Locate the word "Rendimiento" in the data below, then copy every line that holds it.

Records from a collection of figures
'''
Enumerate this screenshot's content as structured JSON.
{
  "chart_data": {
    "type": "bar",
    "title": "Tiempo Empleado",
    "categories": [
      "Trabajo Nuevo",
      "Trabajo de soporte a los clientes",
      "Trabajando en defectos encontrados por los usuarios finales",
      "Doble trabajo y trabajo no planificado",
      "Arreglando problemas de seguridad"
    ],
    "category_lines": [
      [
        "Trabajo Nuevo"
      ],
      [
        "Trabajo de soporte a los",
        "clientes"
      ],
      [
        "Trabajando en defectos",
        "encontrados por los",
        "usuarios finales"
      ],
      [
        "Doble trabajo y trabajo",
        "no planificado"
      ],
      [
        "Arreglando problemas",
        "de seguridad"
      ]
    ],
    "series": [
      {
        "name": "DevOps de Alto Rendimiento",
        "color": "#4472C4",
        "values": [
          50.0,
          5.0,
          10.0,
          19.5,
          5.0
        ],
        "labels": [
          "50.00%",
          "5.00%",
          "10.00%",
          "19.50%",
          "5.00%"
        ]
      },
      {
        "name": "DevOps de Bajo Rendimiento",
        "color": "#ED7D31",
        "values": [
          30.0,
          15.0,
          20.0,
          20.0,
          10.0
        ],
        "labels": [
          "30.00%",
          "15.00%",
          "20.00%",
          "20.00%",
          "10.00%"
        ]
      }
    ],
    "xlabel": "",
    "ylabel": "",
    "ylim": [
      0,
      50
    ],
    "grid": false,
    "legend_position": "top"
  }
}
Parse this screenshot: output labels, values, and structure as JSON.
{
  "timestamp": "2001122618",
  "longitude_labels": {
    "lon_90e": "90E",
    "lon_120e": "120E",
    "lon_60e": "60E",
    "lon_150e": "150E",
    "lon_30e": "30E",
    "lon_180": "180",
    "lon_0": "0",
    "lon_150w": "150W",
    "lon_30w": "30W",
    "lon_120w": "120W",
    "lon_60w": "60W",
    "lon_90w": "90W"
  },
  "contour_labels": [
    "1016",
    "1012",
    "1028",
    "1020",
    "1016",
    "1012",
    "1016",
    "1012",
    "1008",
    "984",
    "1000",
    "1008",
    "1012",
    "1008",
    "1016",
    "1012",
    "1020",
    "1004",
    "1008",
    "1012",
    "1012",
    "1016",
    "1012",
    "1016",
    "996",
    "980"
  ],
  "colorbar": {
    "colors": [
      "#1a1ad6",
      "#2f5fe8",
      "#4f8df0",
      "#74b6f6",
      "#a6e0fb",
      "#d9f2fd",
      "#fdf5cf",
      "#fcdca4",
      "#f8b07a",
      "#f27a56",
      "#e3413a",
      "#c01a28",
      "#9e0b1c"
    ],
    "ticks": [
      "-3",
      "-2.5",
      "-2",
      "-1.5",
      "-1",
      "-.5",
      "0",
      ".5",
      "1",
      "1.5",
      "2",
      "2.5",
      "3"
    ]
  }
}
'''
THE ANSWER:
        "name": "DevOps de Alto Rendimiento",
        "name": "DevOps de Bajo Rendimiento",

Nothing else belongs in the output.